* [Objective] The required output consists solely of the lines from the line containing "Enumerate this screenshot's" through the end of the records, copied exactly.

* [Recorded data]
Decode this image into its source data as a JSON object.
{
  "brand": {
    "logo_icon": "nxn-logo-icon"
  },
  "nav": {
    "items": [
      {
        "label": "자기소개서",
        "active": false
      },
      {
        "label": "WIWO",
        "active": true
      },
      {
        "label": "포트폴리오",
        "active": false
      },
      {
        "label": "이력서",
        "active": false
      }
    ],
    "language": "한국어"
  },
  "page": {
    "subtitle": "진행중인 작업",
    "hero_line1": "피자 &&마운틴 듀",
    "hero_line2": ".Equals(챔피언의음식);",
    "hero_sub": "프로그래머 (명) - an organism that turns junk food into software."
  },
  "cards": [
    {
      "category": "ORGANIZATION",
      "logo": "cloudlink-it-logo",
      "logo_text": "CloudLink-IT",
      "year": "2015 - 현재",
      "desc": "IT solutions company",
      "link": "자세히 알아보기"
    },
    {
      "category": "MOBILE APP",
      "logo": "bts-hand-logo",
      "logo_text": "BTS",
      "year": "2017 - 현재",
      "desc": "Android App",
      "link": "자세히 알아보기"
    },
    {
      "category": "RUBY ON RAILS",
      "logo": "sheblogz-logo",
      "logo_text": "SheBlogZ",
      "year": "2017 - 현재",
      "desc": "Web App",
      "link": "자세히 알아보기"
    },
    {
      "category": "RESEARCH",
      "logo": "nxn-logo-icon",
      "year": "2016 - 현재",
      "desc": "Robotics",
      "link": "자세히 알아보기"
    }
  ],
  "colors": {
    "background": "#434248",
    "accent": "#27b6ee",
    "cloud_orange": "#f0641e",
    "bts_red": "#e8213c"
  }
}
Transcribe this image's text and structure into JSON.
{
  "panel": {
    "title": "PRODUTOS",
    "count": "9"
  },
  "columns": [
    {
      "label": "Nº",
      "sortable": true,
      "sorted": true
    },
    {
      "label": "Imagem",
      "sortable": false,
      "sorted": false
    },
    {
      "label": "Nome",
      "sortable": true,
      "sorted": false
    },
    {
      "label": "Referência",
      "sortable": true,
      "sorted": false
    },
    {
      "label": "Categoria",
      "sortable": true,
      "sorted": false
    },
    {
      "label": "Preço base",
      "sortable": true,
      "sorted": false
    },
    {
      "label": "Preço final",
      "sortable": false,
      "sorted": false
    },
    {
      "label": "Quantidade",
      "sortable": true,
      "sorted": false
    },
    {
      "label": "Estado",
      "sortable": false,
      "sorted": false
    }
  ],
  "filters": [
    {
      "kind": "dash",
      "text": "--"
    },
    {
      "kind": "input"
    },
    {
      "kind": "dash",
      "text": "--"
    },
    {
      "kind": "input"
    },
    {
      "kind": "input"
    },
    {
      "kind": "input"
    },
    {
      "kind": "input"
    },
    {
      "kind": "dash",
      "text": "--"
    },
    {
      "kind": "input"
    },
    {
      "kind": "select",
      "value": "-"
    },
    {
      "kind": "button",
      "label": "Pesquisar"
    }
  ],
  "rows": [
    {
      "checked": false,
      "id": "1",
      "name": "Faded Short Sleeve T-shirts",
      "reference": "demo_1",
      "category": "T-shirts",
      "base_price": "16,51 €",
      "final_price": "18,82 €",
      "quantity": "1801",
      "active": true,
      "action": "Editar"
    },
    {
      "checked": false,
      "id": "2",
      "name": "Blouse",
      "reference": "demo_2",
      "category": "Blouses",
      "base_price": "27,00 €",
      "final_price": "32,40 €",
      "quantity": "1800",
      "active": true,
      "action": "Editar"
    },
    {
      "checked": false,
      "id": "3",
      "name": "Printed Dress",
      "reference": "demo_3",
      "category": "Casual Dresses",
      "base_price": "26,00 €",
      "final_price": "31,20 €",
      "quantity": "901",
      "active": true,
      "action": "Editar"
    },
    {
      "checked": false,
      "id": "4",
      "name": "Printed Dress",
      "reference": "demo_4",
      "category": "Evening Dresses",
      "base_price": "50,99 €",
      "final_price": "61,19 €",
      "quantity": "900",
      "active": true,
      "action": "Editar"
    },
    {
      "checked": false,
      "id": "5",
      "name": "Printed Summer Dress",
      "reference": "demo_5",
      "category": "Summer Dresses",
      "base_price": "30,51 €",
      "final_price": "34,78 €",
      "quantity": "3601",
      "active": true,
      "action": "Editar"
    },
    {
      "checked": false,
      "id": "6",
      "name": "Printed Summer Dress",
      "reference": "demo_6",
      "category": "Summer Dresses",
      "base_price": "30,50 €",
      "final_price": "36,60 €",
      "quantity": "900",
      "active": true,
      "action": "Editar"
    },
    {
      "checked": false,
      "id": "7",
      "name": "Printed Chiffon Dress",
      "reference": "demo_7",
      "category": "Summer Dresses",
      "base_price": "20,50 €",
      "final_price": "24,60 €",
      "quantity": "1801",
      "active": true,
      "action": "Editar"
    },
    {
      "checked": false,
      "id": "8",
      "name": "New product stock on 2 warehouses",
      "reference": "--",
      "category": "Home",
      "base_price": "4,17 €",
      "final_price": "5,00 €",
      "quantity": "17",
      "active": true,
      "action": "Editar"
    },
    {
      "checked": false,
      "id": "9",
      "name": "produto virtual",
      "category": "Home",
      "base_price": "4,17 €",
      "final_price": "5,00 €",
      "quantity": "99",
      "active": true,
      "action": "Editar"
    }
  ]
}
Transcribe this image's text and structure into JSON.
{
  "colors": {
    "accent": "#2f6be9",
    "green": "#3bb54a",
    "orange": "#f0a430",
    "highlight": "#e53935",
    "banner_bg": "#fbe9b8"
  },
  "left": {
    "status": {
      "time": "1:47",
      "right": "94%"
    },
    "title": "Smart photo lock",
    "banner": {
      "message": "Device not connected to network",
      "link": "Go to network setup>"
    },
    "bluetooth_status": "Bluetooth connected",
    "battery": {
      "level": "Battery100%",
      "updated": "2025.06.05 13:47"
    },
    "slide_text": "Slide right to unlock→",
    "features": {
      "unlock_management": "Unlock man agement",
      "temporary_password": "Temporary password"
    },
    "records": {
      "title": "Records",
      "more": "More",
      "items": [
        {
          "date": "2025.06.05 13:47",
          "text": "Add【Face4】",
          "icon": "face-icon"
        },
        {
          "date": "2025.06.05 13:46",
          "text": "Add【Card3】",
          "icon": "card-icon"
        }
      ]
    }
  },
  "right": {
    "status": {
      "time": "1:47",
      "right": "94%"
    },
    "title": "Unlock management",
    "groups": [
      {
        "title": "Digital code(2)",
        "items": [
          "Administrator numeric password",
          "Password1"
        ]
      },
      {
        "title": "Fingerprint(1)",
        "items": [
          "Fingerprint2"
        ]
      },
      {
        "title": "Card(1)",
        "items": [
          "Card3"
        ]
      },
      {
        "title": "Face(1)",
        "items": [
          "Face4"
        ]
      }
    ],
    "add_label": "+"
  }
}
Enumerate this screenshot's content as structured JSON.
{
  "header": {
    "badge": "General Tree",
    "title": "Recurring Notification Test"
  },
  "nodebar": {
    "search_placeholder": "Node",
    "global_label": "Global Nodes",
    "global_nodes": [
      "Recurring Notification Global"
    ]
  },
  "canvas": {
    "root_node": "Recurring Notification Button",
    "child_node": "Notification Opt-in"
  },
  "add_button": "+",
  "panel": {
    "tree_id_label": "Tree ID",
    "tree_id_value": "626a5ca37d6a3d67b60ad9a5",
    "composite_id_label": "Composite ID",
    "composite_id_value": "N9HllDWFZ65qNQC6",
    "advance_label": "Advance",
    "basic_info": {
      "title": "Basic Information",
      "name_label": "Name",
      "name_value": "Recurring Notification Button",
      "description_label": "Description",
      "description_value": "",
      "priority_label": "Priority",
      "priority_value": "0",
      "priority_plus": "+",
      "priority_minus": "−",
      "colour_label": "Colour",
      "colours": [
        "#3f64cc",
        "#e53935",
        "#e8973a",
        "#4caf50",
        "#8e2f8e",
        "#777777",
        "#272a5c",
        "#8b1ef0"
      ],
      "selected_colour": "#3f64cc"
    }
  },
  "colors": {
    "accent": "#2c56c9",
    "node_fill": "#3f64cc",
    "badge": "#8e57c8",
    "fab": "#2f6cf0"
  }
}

* [Result below]
Enumerate this screenshot's content as structured JSON.
{
  "header": {
    "badge": "General Tree",
    "title": "Recurring Notification Test"
  },
  "nodebar": {
    "search_placeholder": "Node",
    "global_label": "Global Nodes",
    "global_nodes": [
      "Recurring Notification Global"
    ]
  },
  "canvas": {
    "root_node": "Recurring Notification Button",
    "child_node": "Notification Opt-in"
  },
  "add_button": "+",
  "panel": {
    "tree_id_label": "Tree ID",
    "tree_id_value": "626a5ca37d6a3d67b60ad9a5",
    "composite_id_label": "Composite ID",
    "composite_id_value": "N9HllDWFZ65qNQC6",
    "advance_label": "Advance",
    "basic_info": {
      "title": "Basic Information",
      "name_label": "Name",
      "name_value": "Recurring Notification Button",
      "description_label": "Description",
      "description_value": "",
      "priority_label": "Priority",
      "priority_value": "0",
      "priority_plus": "+",
      "priority_minus": "−",
      "colour_label": "Colour",
      "colours": [
        "#3f64cc",
        "#e53935",
        "#e8973a",
        "#4caf50",
        "#8e2f8e",
        "#777777",
        "#272a5c",
        "#8b1ef0"
      ],
      "selected_colour": "#3f64cc"
    }
  },
  "colors": {
    "accent": "#2c56c9",
    "node_fill": "#3f64cc",
    "badge": "#8e57c8",
    "fab": "#2f6cf0"
  }
}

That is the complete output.